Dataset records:
============

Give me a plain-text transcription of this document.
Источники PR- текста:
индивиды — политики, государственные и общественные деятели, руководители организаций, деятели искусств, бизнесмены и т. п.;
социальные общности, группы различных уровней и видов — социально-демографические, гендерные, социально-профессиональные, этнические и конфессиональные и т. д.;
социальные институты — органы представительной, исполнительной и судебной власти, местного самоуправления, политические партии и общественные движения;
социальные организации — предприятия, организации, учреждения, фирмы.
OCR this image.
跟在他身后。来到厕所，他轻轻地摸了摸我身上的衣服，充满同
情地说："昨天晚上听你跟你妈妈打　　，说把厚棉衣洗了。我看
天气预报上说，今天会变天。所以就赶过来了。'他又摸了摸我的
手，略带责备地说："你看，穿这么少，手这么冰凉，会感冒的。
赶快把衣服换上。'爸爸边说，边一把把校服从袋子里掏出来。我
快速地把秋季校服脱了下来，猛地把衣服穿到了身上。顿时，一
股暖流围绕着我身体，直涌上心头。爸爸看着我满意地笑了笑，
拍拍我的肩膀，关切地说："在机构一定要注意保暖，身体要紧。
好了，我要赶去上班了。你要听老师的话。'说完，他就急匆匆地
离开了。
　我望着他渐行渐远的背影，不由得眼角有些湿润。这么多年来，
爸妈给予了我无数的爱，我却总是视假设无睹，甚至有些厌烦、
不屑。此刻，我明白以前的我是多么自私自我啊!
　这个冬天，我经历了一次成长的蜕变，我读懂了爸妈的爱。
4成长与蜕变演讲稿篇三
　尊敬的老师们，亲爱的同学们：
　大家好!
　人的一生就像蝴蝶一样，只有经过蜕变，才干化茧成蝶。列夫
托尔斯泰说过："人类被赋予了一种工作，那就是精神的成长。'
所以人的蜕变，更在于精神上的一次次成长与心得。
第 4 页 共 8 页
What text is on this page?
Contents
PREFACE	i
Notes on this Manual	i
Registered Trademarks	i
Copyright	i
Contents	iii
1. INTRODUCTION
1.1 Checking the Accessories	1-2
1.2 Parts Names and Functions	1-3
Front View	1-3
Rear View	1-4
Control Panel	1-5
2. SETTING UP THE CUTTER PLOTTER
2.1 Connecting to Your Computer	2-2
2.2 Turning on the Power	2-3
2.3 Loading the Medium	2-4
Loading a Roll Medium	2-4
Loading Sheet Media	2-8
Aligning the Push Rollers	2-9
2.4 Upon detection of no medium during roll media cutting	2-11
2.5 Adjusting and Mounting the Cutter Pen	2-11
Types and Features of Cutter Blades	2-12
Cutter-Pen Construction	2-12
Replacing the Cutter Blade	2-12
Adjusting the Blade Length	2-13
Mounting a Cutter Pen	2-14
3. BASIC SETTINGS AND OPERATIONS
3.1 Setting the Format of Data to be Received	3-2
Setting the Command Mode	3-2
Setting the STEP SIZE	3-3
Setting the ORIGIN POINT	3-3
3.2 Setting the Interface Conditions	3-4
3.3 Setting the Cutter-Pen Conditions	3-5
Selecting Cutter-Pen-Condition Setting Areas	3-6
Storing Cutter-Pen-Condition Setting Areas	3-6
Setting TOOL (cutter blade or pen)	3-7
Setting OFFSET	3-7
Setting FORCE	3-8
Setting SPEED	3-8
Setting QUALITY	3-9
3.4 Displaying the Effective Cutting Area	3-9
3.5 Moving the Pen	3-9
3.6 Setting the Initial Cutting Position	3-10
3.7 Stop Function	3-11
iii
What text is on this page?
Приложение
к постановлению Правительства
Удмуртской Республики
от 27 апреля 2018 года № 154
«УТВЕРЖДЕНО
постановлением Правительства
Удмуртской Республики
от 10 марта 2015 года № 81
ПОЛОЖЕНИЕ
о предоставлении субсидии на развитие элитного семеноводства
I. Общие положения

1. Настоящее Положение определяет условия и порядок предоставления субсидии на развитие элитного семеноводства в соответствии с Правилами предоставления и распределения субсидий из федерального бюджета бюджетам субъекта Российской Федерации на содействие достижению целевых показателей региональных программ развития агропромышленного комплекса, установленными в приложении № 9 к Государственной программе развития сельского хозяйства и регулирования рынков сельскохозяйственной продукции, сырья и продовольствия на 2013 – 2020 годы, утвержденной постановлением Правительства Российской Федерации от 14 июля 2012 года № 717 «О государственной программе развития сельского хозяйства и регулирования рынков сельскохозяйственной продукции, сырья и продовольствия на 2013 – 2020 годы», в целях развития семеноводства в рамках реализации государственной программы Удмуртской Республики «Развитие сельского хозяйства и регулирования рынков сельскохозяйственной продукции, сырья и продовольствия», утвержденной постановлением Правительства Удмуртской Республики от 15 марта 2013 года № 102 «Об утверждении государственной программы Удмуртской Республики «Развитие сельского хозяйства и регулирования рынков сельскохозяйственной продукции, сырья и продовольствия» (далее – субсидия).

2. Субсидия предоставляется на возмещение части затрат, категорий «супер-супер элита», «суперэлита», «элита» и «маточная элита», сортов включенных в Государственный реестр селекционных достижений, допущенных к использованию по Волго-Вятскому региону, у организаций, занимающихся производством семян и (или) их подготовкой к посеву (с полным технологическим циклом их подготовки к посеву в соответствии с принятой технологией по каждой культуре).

============

Give an exact repetition of all the material.

Give me a plain-text transcription of this document.
Источники PR- текста:
индивиды — политики, государственные и общественные деятели, руководители организаций, деятели искусств, бизнесмены и т. п.;
социальные общности, группы различных уровней и видов — социально-демографические, гендерные, социально-профессиональные, этнические и конфессиональные и т. д.;
социальные институты — органы представительной, исполнительной и судебной власти, местного самоуправления, политические партии и общественные движения;
социальные организации — предприятия, организации, учреждения, фирмы.
OCR this image.
跟在他身后。来到厕所，他轻轻地摸了摸我身上的衣服，充满同
情地说："昨天晚上听你跟你妈妈打　　，说把厚棉衣洗了。我看
天气预报上说，今天会变天。所以就赶过来了。'他又摸了摸我的
手，略带责备地说："你看，穿这么少，手这么冰凉，会感冒的。
赶快把衣服换上。'爸爸边说，边一把把校服从袋子里掏出来。我
快速地把秋季校服脱了下来，猛地把衣服穿到了身上。顿时，一
股暖流围绕着我身体，直涌上心头。爸爸看着我满意地笑了笑，
拍拍我的肩膀，关切地说："在机构一定要注意保暖，身体要紧。
好了，我要赶去上班了。你要听老师的话。'说完，他就急匆匆地
离开了。
　我望着他渐行渐远的背影，不由得眼角有些湿润。这么多年来，
爸妈给予了我无数的爱，我却总是视假设无睹，甚至有些厌烦、
不屑。此刻，我明白以前的我是多么自私自我啊!
　这个冬天，我经历了一次成长的蜕变，我读懂了爸妈的爱。
4成长与蜕变演讲稿篇三
　尊敬的老师们，亲爱的同学们：
　大家好!
　人的一生就像蝴蝶一样，只有经过蜕变，才干化茧成蝶。列夫
托尔斯泰说过："人类被赋予了一种工作，那就是精神的成长。'
所以人的蜕变，更在于精神上的一次次成长与心得。
第 4 页 共 8 页
What text is on this page?
Contents
PREFACE	i
Notes on this Manual	i
Registered Trademarks	i
Copyright	i
Contents	iii
1. INTRODUCTION
1.1 Checking the Accessories	1-2
1.2 Parts Names and Functions	1-3
Front View	1-3
Rear View	1-4
Control Panel	1-5
2. SETTING UP THE CUTTER PLOTTER
2.1 Connecting to Your Computer	2-2
2.2 Turning on the Power	2-3
2.3 Loading the Medium	2-4
Loading a Roll Medium	2-4
Loading Sheet Media	2-8
Aligning the Push Rollers	2-9
2.4 Upon detection of no medium during roll media cutting	2-11
2.5 Adjusting and Mounting the Cutter Pen	2-11
Types and Features of Cutter Blades	2-12
Cutter-Pen Construction	2-12
Replacing the Cutter Blade	2-12
Adjusting the Blade Length	2-13
Mounting a Cutter Pen	2-14
3. BASIC SETTINGS AND OPERATIONS
3.1 Setting the Format of Data to be Received	3-2
Setting the Command Mode	3-2
Setting the STEP SIZE	3-3
Setting the ORIGIN POINT	3-3
3.2 Setting the Interface Conditions	3-4
3.3 Setting the Cutter-Pen Conditions	3-5
Selecting Cutter-Pen-Condition Setting Areas	3-6
Storing Cutter-Pen-Condition Setting Areas	3-6
Setting TOOL (cutter blade or pen)	3-7
Setting OFFSET	3-7
Setting FORCE	3-8
Setting SPEED	3-8
Setting QUALITY	3-9
3.4 Displaying the Effective Cutting Area	3-9
3.5 Moving the Pen	3-9
3.6 Setting the Initial Cutting Position	3-10
3.7 Stop Function	3-11
iii
What text is on this page?
Приложение
к постановлению Правительства
Удмуртской Республики
от 27 апреля 2018 года № 154
«УТВЕРЖДЕНО
постановлением Правительства
Удмуртской Республики
от 10 марта 2015 года № 81
ПОЛОЖЕНИЕ
о предоставлении субсидии на развитие элитного семеноводства
I. Общие положения

1. Настоящее Положение определяет условия и порядок предоставления субсидии на развитие элитного семеноводства в соответствии с Правилами предоставления и распределения субсидий из федерального бюджета бюджетам субъекта Российской Федерации на содействие достижению целевых показателей региональных программ развития агропромышленного комплекса, установленными в приложении № 9 к Государственной программе развития сельского хозяйства и регулирования рынков сельскохозяйственной продукции, сырья и продовольствия на 2013 – 2020 годы, утвержденной постановлением Правительства Российской Федерации от 14 июля 2012 года № 717 «О государственной программе развития сельского хозяйства и регулирования рынков сельскохозяйственной продукции, сырья и продовольствия на 2013 – 2020 годы», в целях развития семеноводства в рамках реализации государственной программы Удмуртской Республики «Развитие сельского хозяйства и регулирования рынков сельскохозяйственной продукции, сырья и продовольствия», утвержденной постановлением Правительства Удмуртской Республики от 15 марта 2013 года № 102 «Об утверждении государственной программы Удмуртской Республики «Развитие сельского хозяйства и регулирования рынков сельскохозяйственной продукции, сырья и продовольствия» (далее – субсидия).

2. Субсидия предоставляется на возмещение части затрат, категорий «супер-супер элита», «суперэлита», «элита» и «маточная элита», сортов включенных в Государственный реестр селекционных достижений, допущенных к использованию по Волго-Вятскому региону, у организаций, занимающихся производством семян и (или) их подготовкой к посеву (с полным технологическим циклом их подготовки к посеву в соответствии с принятой технологией по каждой культуре).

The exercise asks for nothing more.